> _Exercise aim_: All entries should be output exactly as they stand.

Lines of data:
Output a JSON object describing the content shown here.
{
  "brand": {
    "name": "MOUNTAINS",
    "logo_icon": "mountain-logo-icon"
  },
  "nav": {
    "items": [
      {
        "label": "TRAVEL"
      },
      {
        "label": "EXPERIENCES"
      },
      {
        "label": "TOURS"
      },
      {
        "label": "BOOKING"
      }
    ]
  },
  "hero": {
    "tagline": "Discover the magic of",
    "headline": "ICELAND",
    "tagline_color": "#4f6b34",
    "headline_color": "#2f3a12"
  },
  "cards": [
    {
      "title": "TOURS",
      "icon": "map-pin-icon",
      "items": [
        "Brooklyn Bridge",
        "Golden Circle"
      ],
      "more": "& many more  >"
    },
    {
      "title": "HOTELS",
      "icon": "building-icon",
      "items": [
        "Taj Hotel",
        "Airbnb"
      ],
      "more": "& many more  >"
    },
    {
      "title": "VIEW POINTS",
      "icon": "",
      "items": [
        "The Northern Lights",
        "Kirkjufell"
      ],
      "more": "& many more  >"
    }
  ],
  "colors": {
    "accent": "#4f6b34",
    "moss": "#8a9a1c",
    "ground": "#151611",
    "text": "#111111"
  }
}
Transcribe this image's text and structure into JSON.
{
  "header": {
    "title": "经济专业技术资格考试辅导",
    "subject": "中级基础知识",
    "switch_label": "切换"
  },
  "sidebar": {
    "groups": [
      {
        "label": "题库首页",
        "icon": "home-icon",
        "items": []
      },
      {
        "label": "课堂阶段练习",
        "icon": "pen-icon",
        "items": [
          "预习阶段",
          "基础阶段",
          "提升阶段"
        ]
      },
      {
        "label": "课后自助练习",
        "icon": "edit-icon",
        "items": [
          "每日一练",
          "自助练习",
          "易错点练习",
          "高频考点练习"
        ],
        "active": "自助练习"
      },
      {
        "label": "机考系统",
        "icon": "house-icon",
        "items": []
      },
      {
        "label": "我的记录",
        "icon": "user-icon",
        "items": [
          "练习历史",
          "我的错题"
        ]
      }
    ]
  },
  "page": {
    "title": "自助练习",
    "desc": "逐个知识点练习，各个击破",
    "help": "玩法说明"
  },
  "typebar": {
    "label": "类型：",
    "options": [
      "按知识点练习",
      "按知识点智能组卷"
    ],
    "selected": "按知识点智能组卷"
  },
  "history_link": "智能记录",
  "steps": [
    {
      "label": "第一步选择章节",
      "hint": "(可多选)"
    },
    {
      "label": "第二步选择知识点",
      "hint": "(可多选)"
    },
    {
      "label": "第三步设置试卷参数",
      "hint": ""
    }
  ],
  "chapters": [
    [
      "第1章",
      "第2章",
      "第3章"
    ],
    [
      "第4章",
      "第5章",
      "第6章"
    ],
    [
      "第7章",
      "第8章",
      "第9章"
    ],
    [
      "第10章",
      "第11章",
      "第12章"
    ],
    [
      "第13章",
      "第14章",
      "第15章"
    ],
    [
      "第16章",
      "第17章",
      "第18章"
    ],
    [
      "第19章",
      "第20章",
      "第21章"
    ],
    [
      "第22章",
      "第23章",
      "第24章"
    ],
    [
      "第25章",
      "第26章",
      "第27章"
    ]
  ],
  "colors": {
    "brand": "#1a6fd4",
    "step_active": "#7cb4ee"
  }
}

> _The response_:
Output a JSON object describing the content shown here.
{
  "brand": {
    "name": "MOUNTAINS",
    "logo_icon": "mountain-logo-icon"
  },
  "nav": {
    "items": [
      {
        "label": "TRAVEL"
      },
      {
        "label": "EXPERIENCES"
      },
      {
        "label": "TOURS"
      },
      {
        "label": "BOOKING"
      }
    ]
  },
  "hero": {
    "tagline": "Discover the magic of",
    "headline": "ICELAND",
    "tagline_color": "#4f6b34",
    "headline_color": "#2f3a12"
  },
  "cards": [
    {
      "title": "TOURS",
      "icon": "map-pin-icon",
      "items": [
        "Brooklyn Bridge",
        "Golden Circle"
      ],
      "more": "& many more  >"
    },
    {
      "title": "HOTELS",
      "icon": "building-icon",
      "items": [
        "Taj Hotel",
        "Airbnb"
      ],
      "more": "& many more  >"
    },
    {
      "title": "VIEW POINTS",
      "icon": "",
      "items": [
        "The Northern Lights",
        "Kirkjufell"
      ],
      "more": "& many more  >"
    }
  ],
  "colors": {
    "accent": "#4f6b34",
    "moss": "#8a9a1c",
    "ground": "#151611",
    "text": "#111111"
  }
}
Transcribe this image's text and structure into JSON.
{
  "header": {
    "title": "经济专业技术资格考试辅导",
    "subject": "中级基础知识",
    "switch_label": "切换"
  },
  "sidebar": {
    "groups": [
      {
        "label": "题库首页",
        "icon": "home-icon",
        "items": []
      },
      {
        "label": "课堂阶段练习",
        "icon": "pen-icon",
        "items": [
          "预习阶段",
          "基础阶段",
          "提升阶段"
        ]
      },
      {
        "label": "课后自助练习",
        "icon": "edit-icon",
        "items": [
          "每日一练",
          "自助练习",
          "易错点练习",
          "高频考点练习"
        ],
        "active": "自助练习"
      },
      {
        "label": "机考系统",
        "icon": "house-icon",
        "items": []
      },
      {
        "label": "我的记录",
        "icon": "user-icon",
        "items": [
          "练习历史",
          "我的错题"
        ]
      }
    ]
  },
  "page": {
    "title": "自助练习",
    "desc": "逐个知识点练习，各个击破",
    "help": "玩法说明"
  },
  "typebar": {
    "label": "类型：",
    "options": [
      "按知识点练习",
      "按知识点智能组卷"
    ],
    "selected": "按知识点智能组卷"
  },
  "history_link": "智能记录",
  "steps": [
    {
      "label": "第一步选择章节",
      "hint": "(可多选)"
    },
    {
      "label": "第二步选择知识点",
      "hint": "(可多选)"
    },
    {
      "label": "第三步设置试卷参数",
      "hint": ""
    }
  ],
  "chapters": [
    [
      "第1章",
      "第2章",
      "第3章"
    ],
    [
      "第4章",
      "第5章",
      "第6章"
    ],
    [
      "第7章",
      "第8章",
      "第9章"
    ],
    [
      "第10章",
      "第11章",
      "第12章"
    ],
    [
      "第13章",
      "第14章",
      "第15章"
    ],
    [
      "第16章",
      "第17章",
      "第18章"
    ],
    [
      "第19章",
      "第20章",
      "第21章"
    ],
    [
      "第22章",
      "第23章",
      "第24章"
    ],
    [
      "第25章",
      "第26章",
      "第27章"
    ]
  ],
  "colors": {
    "brand": "#1a6fd4",
    "step_active": "#7cb4ee"
  }
}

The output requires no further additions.